- [Task to carry out]
The records that follow need to be output exactly as they are.
>> START
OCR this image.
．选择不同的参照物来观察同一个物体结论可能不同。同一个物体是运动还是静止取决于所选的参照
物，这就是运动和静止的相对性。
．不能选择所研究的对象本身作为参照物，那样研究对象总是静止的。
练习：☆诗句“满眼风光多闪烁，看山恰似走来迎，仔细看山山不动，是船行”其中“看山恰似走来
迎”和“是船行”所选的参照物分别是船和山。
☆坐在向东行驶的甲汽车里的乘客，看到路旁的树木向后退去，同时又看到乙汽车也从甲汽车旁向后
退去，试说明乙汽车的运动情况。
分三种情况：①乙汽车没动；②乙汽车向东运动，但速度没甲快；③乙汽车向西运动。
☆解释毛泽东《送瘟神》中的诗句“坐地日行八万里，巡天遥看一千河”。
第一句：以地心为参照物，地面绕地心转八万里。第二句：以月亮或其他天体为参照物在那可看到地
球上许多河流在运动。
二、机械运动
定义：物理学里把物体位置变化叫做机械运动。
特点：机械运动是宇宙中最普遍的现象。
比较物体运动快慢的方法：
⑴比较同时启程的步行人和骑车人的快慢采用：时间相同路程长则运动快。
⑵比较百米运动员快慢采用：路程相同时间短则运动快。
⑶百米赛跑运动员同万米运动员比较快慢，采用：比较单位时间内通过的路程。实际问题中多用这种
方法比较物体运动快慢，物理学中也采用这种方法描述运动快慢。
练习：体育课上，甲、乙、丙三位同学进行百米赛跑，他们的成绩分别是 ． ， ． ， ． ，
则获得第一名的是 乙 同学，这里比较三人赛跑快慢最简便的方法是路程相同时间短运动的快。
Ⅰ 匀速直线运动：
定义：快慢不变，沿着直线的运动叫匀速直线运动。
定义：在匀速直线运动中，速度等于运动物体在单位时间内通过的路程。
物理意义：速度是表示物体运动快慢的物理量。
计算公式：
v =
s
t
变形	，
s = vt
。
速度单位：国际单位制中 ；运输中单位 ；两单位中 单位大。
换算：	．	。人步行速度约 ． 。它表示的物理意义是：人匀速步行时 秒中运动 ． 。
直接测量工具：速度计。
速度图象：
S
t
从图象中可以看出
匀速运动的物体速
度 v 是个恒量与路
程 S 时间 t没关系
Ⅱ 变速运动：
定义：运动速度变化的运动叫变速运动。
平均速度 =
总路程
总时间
>> END
- [Final answer]
OCR this image.
．选择不同的参照物来观察同一个物体结论可能不同。同一个物体是运动还是静止取决于所选的参照
物，这就是运动和静止的相对性。
．不能选择所研究的对象本身作为参照物，那样研究对象总是静止的。
练习：☆诗句“满眼风光多闪烁，看山恰似走来迎，仔细看山山不动，是船行”其中“看山恰似走来
迎”和“是船行”所选的参照物分别是船和山。
☆坐在向东行驶的甲汽车里的乘客，看到路旁的树木向后退去，同时又看到乙汽车也从甲汽车旁向后
退去，试说明乙汽车的运动情况。
分三种情况：①乙汽车没动；②乙汽车向东运动，但速度没甲快；③乙汽车向西运动。
☆解释毛泽东《送瘟神》中的诗句“坐地日行八万里，巡天遥看一千河”。
第一句：以地心为参照物，地面绕地心转八万里。第二句：以月亮或其他天体为参照物在那可看到地
球上许多河流在运动。
二、机械运动
定义：物理学里把物体位置变化叫做机械运动。
特点：机械运动是宇宙中最普遍的现象。
比较物体运动快慢的方法：
⑴比较同时启程的步行人和骑车人的快慢采用：时间相同路程长则运动快。
⑵比较百米运动员快慢采用：路程相同时间短则运动快。
⑶百米赛跑运动员同万米运动员比较快慢，采用：比较单位时间内通过的路程。实际问题中多用这种
方法比较物体运动快慢，物理学中也采用这种方法描述运动快慢。
练习：体育课上，甲、乙、丙三位同学进行百米赛跑，他们的成绩分别是 ． ， ． ， ． ，
则获得第一名的是 乙 同学，这里比较三人赛跑快慢最简便的方法是路程相同时间短运动的快。
Ⅰ 匀速直线运动：
定义：快慢不变，沿着直线的运动叫匀速直线运动。
定义：在匀速直线运动中，速度等于运动物体在单位时间内通过的路程。
物理意义：速度是表示物体运动快慢的物理量。
计算公式：
v =
s
t
变形	，
s = vt
。
速度单位：国际单位制中 ；运输中单位 ；两单位中 单位大。
换算：	．	。人步行速度约 ． 。它表示的物理意义是：人匀速步行时 秒中运动 ． 。
直接测量工具：速度计。
速度图象：
S
t
从图象中可以看出
匀速运动的物体速
度 v 是个恒量与路
程 S 时间 t没关系
Ⅱ 变速运动：
定义：运动速度变化的运动叫变速运动。
平均速度 =
总路程
总时间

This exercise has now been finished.